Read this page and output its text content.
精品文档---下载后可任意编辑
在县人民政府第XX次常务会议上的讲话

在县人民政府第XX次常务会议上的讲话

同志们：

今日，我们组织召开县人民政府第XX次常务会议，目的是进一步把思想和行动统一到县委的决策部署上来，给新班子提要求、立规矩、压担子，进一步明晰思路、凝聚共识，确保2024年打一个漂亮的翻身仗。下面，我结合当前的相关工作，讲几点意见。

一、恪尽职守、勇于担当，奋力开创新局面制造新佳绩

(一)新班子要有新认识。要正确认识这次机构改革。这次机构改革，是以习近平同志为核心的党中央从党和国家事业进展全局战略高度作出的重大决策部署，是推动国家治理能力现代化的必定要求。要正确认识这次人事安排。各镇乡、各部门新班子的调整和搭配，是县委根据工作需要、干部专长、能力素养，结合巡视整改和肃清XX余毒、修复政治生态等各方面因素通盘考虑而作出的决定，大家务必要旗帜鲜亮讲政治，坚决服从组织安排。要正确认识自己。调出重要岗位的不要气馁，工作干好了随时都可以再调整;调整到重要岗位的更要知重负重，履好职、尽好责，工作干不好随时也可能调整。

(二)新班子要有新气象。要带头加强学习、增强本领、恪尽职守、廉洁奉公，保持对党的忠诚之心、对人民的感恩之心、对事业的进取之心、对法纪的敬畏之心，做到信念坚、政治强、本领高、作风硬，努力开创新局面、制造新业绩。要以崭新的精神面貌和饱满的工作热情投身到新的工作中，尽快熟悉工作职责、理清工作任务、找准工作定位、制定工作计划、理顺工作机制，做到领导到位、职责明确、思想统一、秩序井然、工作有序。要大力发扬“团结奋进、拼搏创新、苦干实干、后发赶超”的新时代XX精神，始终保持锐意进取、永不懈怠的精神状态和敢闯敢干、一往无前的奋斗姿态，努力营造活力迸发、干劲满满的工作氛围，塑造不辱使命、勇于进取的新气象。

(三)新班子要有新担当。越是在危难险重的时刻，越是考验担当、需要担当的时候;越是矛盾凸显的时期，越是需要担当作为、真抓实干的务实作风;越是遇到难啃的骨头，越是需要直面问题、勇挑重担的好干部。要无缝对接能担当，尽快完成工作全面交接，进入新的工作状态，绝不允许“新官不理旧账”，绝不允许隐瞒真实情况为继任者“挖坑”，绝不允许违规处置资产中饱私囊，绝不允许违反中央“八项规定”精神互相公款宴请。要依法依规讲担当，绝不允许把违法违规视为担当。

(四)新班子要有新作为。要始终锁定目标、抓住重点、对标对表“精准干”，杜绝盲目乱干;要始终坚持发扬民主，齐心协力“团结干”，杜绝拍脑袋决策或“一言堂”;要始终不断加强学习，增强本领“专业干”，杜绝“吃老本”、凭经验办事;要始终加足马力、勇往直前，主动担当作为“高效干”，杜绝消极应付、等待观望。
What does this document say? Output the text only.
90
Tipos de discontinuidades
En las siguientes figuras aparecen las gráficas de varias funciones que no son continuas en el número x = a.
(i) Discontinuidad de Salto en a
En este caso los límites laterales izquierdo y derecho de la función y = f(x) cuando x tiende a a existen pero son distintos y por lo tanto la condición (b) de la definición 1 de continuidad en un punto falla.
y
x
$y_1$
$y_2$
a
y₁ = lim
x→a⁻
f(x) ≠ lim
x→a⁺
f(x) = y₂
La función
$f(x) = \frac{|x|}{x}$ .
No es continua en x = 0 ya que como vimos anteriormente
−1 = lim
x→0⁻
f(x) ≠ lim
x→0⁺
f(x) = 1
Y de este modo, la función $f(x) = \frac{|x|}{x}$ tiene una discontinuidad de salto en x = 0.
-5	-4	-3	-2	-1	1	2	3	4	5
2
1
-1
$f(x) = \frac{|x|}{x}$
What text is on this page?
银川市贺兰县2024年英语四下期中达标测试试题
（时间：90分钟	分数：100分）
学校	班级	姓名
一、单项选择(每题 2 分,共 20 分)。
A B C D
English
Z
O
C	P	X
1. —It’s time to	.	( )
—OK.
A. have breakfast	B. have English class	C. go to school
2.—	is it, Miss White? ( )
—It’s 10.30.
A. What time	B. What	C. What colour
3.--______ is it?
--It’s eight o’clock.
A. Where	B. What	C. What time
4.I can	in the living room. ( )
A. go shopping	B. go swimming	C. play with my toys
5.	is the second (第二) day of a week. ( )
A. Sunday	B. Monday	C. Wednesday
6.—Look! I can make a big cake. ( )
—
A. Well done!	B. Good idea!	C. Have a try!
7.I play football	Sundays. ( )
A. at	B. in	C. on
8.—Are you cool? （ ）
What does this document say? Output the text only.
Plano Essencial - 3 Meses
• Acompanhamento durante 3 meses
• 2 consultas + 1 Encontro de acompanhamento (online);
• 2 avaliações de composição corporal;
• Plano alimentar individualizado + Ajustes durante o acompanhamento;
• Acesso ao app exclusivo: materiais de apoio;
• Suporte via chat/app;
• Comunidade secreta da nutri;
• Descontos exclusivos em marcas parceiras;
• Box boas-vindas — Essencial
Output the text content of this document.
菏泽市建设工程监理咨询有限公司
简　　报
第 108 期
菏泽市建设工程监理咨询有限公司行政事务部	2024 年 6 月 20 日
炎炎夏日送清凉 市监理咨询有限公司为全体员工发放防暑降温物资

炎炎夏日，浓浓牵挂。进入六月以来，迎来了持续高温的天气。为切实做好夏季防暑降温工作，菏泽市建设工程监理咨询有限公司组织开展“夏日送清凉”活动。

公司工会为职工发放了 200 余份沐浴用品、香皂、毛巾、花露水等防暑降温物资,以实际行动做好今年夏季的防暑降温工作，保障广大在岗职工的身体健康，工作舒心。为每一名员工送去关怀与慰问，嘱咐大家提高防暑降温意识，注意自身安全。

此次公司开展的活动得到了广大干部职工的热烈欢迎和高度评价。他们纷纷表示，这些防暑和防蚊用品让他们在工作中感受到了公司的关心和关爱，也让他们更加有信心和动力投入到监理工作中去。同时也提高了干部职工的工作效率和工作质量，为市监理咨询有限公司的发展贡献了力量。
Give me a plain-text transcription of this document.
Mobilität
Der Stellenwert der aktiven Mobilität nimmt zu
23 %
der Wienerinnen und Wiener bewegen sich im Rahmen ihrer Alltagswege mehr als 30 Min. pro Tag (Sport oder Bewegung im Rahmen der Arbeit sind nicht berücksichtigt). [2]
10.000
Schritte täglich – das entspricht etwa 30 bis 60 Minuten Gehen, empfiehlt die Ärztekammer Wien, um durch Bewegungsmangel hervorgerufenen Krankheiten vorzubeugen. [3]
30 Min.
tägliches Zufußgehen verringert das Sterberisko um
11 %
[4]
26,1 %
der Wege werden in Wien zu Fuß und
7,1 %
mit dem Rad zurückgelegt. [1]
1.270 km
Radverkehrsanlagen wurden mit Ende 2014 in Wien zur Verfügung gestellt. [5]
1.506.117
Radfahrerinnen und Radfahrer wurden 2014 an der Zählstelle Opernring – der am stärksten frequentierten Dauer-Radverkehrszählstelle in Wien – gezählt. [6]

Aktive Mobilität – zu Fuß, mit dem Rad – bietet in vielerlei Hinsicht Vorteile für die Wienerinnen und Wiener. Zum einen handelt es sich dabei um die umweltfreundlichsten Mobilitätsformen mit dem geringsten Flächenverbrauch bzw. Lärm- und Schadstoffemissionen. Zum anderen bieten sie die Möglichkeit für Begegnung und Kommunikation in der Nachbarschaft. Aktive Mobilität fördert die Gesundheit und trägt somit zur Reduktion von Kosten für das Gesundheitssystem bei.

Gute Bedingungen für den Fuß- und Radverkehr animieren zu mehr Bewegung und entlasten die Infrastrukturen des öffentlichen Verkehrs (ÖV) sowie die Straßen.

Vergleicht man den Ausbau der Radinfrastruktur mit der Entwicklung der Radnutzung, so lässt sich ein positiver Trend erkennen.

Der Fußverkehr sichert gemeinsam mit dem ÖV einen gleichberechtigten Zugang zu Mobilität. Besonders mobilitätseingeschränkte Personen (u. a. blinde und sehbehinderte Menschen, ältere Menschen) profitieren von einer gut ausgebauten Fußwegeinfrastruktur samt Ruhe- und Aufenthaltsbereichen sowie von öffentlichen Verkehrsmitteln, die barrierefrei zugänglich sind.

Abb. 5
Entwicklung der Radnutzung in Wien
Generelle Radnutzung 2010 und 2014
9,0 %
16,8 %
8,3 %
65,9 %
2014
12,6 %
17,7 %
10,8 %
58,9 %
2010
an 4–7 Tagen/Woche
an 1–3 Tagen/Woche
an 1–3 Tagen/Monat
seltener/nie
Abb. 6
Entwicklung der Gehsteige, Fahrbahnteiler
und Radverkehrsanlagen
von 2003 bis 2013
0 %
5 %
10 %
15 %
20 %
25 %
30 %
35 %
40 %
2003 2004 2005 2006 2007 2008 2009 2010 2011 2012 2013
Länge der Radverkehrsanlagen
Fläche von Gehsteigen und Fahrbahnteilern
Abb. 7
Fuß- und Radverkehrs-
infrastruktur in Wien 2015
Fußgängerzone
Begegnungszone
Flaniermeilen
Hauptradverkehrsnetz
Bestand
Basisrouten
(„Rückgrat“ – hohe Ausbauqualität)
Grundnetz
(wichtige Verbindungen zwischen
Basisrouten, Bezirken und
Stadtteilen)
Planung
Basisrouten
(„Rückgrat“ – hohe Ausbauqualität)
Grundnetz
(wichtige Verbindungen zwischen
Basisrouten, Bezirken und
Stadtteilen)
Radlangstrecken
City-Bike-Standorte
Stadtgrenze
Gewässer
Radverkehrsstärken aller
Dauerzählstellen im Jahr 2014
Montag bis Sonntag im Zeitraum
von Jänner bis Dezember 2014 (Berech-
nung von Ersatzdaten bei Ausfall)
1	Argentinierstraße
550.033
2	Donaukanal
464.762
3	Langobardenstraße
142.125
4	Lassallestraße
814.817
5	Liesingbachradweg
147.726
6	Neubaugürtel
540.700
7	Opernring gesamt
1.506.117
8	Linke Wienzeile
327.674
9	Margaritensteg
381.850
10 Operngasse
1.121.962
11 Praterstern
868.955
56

※ ※ ※

• WHAT THE TASK ASKS
Using the records above, copy every line that has the word "función" in it.

• ANSWER IN FULL
En este caso los límites laterales izquierdo y derecho de la función y = f(x) cuando x tiende a a existen pero son distintos y por lo tanto la condición (b) de la definición 1 de continuidad en un punto falla.
La función
Y de este modo, la función $f(x) = \frac{|x|}{x}$ tiene una discontinuidad de salto en x = 0.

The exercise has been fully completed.